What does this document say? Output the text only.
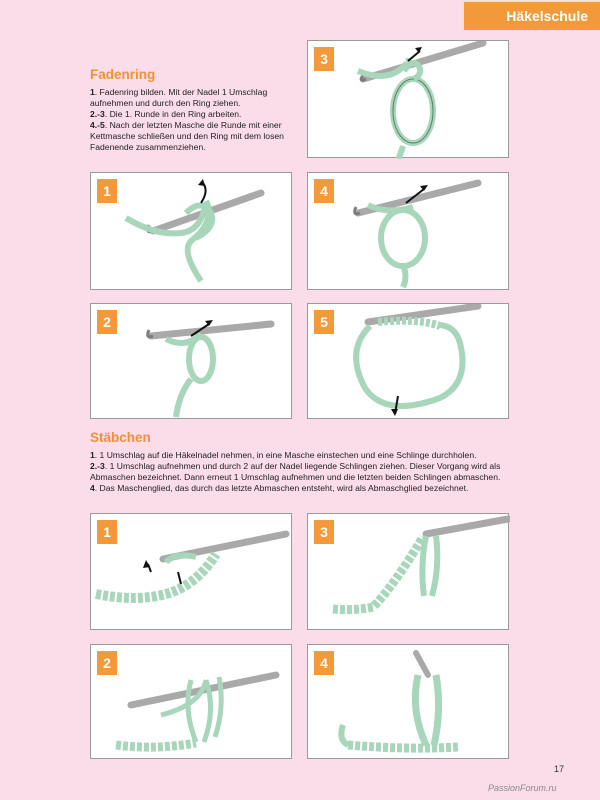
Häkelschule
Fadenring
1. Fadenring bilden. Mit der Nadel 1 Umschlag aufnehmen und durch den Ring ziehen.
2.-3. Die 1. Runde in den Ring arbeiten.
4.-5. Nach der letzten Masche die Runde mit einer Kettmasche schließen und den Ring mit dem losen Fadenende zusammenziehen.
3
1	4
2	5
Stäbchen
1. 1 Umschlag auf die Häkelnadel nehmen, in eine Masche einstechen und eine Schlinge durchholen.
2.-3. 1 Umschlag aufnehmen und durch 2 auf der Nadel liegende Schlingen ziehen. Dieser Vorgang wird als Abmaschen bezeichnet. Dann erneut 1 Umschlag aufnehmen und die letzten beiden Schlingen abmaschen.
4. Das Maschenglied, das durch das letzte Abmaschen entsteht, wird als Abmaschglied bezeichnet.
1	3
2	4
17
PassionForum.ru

...

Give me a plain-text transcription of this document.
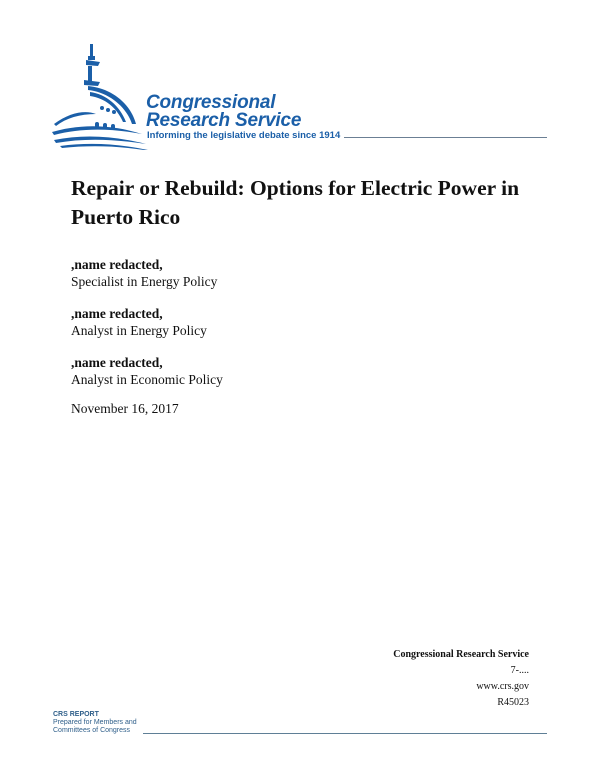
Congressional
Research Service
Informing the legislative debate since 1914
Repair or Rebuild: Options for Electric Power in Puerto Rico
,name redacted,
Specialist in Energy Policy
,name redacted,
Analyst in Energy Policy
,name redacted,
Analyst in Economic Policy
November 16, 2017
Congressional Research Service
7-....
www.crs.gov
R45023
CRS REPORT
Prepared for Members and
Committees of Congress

▶ What to do:
Tell how many lines hold the string "Fadenring", giving the number and nothing else.

▶ Completed task:
2